Tally the lines that contain the string "المرأة" and state that total without comment.

>> BEGIN Material

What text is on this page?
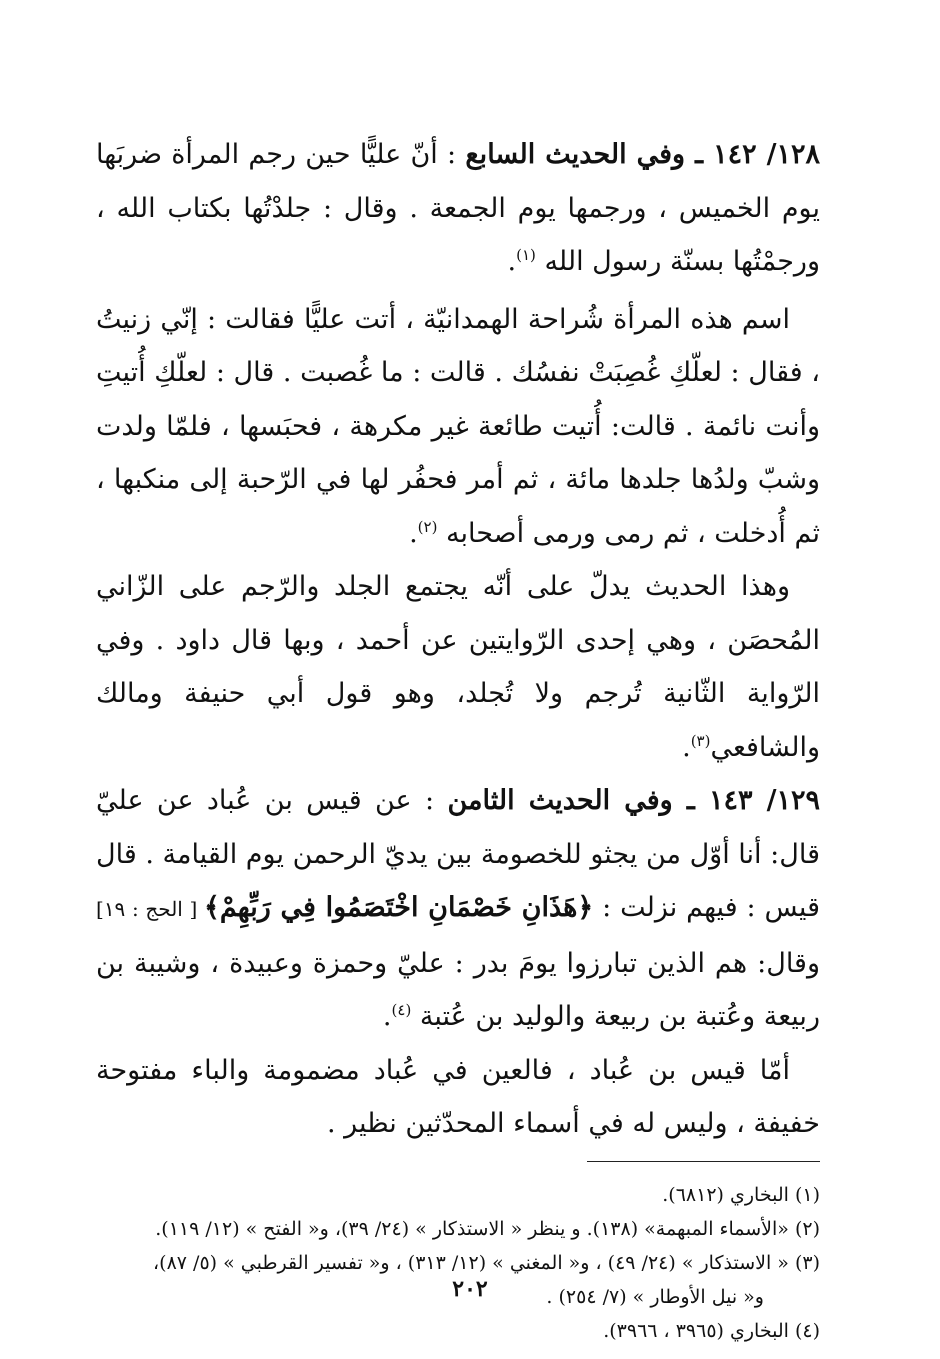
١٢٨/ ١٤٢ ـ وفي الحديث السابع : أنّ عليًّا حين رجم المرأة ضربَها يوم الخميس ، ورجمها يوم الجمعة . وقال : جلدْتُها بكتاب الله ، ورجمْتُها بسنّة رسول الله $^{(١)}$.

اسم هذه المرأة شُراحة الهمدانيّة ، أتت عليًّا فقالت : إنّي زنيتُ ، فقال : لعلّكِ غُصِبَتْ نفسُك . قالت : ما غُصبت . قال : لعلّكِ أُتيتِ وأنت نائمة . قالت: أُتيت طائعة غير مكرهة ، فحبَسها ، فلمّا ولدت وشبّ ولدُها جلدها مائة ، ثم أمر فحفُر لها في الرّحبة إلى منكبها ، ثم أُدخلت ، ثم رمى ورمى أصحابه $^{(٢)}$.

وهذا الحديث يدلّ على أنّه يجتمع الجلد والرّجم على الزّاني المُحصَن ، وهي إحدى الرّوايتين عن أحمد ، وبها قال داود . وفي الرّواية الثّانية تُرجم ولا تُجلد، وهو قول أبي حنيفة ومالك والشافعي$^{(٣)}$.

١٢٩/ ١٤٣ ـ وفي الحديث الثامن : عن قيس بن عُباد عن عليّ قال: أنا أوّل من يجثو للخصومة بين يديّ الرحمن يوم القيامة . قال قيس : فيهم نزلت : ﴿هَذَانِ خَصْمَانِ اخْتَصَمُوا فِي رَبِّهِمْ﴾ [ الحج : ١٩] وقال: هم الذين تبارزوا يومَ بدر : عليّ وحمزة وعبيدة ، وشيبة بن ربيعة وعُتبة بن ربيعة والوليد بن عُتبة $^{(٤)}$.

أمّا قيس بن عُباد ، فالعين في عُباد مضمومة والباء مفتوحة خفيفة ، وليس له في أسماء المحدّثين نظير .

(١) البخاري (٦٨١٢).

(٢) «الأسماء المبهمة» (١٣٨). و ينظر « الاستذكار » (٢٤/ ٣٩)، و« الفتح » (١٢/ ١١٩).

(٣) « الاستذكار » (٢٤/ ٤٩) ، و« المغني » (١٢/ ٣١٣) ، و« تفسير القرطبي » (٥/ ٨٧)،

و« نيل الأوطار » (٧/ ٢٥٤) .

(٤) البخاري (٣٩٦٥ ، ٣٩٦٦).

٢٠٢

>> END Material

### Response to the exercise
2